#### MATERIAL PROVIDED:
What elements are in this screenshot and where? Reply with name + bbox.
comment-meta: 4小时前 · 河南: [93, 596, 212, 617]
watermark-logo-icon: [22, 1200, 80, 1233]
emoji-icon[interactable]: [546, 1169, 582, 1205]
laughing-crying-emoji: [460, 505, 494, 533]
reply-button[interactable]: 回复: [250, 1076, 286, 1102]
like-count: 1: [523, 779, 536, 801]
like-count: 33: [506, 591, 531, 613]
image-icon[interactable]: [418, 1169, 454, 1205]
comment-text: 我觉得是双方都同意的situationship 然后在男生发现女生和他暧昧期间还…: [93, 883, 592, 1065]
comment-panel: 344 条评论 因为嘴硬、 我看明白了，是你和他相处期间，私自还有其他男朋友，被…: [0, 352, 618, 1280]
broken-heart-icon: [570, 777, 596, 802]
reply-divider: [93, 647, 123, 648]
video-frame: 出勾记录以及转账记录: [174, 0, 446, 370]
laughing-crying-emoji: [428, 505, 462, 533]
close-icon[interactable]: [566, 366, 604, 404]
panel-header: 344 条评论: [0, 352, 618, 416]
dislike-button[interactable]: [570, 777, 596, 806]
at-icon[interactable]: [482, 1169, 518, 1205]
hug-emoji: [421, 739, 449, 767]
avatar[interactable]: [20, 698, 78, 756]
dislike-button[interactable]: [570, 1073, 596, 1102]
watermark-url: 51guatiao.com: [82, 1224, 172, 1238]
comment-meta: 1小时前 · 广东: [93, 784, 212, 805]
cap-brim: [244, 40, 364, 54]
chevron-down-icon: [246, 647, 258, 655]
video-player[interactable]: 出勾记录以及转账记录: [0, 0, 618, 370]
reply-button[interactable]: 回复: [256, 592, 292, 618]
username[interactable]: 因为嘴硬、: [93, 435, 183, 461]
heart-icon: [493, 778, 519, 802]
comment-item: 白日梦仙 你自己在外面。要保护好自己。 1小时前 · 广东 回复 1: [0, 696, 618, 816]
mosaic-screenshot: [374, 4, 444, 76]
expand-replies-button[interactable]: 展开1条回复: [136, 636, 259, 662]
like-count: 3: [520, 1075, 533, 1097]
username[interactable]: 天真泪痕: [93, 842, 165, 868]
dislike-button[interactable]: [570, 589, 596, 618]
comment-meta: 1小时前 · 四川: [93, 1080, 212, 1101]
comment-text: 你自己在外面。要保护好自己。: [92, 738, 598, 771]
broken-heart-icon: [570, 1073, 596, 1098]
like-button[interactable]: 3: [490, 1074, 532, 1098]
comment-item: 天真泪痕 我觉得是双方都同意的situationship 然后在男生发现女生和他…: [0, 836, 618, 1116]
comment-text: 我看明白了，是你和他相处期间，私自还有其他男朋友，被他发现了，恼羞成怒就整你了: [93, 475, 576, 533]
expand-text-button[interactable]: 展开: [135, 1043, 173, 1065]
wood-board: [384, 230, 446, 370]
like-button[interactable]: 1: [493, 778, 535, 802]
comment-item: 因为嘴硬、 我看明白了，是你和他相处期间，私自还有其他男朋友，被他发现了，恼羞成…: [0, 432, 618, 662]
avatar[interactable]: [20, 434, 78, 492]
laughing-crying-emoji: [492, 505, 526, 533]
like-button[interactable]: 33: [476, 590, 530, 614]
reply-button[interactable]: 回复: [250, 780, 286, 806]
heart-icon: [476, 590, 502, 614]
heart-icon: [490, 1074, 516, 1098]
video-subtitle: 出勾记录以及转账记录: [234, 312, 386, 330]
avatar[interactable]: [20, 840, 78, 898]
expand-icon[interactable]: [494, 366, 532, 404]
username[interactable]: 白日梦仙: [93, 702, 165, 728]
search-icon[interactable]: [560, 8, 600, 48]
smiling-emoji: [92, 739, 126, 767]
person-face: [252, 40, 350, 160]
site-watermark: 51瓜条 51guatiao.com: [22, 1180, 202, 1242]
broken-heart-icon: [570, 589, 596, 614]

#### THE TASK:
Recast all of the rows above as a JSON list of strings, with one string per row and any blank lines omitted.

#### OUTPUT OF THE TASK:
[
  "What elements are in this screenshot and where? Reply with name + bbox.",
  "comment-meta: 4小时前 · 河南: [93, 596, 212, 617]",
  "watermark-logo-icon: [22, 1200, 80, 1233]",
  "emoji-icon[interactable]: [546, 1169, 582, 1205]",
  "laughing-crying-emoji: [460, 505, 494, 533]",
  "reply-button[interactable]: 回复: [250, 1076, 286, 1102]",
  "like-count: 1: [523, 779, 536, 801]",
  "like-count: 33: [506, 591, 531, 613]",
  "image-icon[interactable]: [418, 1169, 454, 1205]",
  "comment-text: 我觉得是双方都同意的situationship 然后在男生发现女生和他暧昧期间还…: [93, 883, 592, 1065]",
  "comment-panel: 344 条评论 因为嘴硬、 我看明白了，是你和他相处期间，私自还有其他男朋友，被…: [0, 352, 618, 1280]",
  "broken-heart-icon: [570, 777, 596, 802]",
  "reply-divider: [93, 647, 123, 648]",
  "video-frame: 出勾记录以及转账记录: [174, 0, 446, 370]",
  "laughing-crying-emoji: [428, 505, 462, 533]",
  "close-icon[interactable]: [566, 366, 604, 404]",
  "panel-header: 344 条评论: [0, 352, 618, 416]",
  "dislike-button[interactable]: [570, 777, 596, 806]",
  "at-icon[interactable]: [482, 1169, 518, 1205]",
  "hug-emoji: [421, 739, 449, 767]",
  "avatar[interactable]: [20, 698, 78, 756]",
  "dislike-button[interactable]: [570, 1073, 596, 1102]",
  "watermark-url: 51guatiao.com: [82, 1224, 172, 1238]",
  "comment-meta: 1小时前 · 广东: [93, 784, 212, 805]",
  "cap-brim: [244, 40, 364, 54]",
  "chevron-down-icon: [246, 647, 258, 655]",
  "video-player[interactable]: 出勾记录以及转账记录: [0, 0, 618, 370]",
  "reply-button[interactable]: 回复: [256, 592, 292, 618]",
  "username[interactable]: 因为嘴硬、: [93, 435, 183, 461]",
  "heart-icon: [493, 778, 519, 802]",
  "comment-item: 白日梦仙 你自己在外面。要保护好自己。 1小时前 · 广东 回复 1: [0, 696, 618, 816]",
  "mosaic-screenshot: [374, 4, 444, 76]",
  "expand-replies-button[interactable]: 展开1条回复: [136, 636, 259, 662]",
  "like-count: 3: [520, 1075, 533, 1097]",
  "username[interactable]: 天真泪痕: [93, 842, 165, 868]",
  "dislike-button[interactable]: [570, 589, 596, 618]",
  "comment-meta: 1小时前 · 四川: [93, 1080, 212, 1101]",
  "comment-text: 你自己在外面。要保护好自己。: [92, 738, 598, 771]",
  "broken-heart-icon: [570, 1073, 596, 1098]",
  "like-button[interactable]: 3: [490, 1074, 532, 1098]",
  "comment-item: 天真泪痕 我觉得是双方都同意的situationship 然后在男生发现女生和他…: [0, 836, 618, 1116]",
  "comment-text: 我看明白了，是你和他相处期间，私自还有其他男朋友，被他发现了，恼羞成怒就整你了: [93, 475, 576, 533]",
  "expand-text-button[interactable]: 展开: [135, 1043, 173, 1065]",
  "wood-board: [384, 230, 446, 370]",
  "like-button[interactable]: 1: [493, 778, 535, 802]",
  "comment-item: 因为嘴硬、 我看明白了，是你和他相处期间，私自还有其他男朋友，被他发现了，恼羞成…: [0, 432, 618, 662]",
  "avatar[interactable]: [20, 434, 78, 492]",
  "laughing-crying-emoji: [492, 505, 526, 533]",
  "like-button[interactable]: 33: [476, 590, 530, 614]",
  "reply-button[interactable]: 回复: [250, 780, 286, 806]",
  "heart-icon: [476, 590, 502, 614]",
  "heart-icon: [490, 1074, 516, 1098]",
  "video-subtitle: 出勾记录以及转账记录: [234, 312, 386, 330]",
  "avatar[interactable]: [20, 840, 78, 898]",
  "expand-icon[interactable]: [494, 366, 532, 404]",
  "username[interactable]: 白日梦仙: [93, 702, 165, 728]",
  "search-icon[interactable]: [560, 8, 600, 48]",
  "smiling-emoji: [92, 739, 126, 767]",
  "person-face: [252, 40, 350, 160]",
  "site-watermark: 51瓜条 51guatiao.com: [22, 1180, 202, 1242]",
  "broken-heart-icon: [570, 589, 596, 614]"
]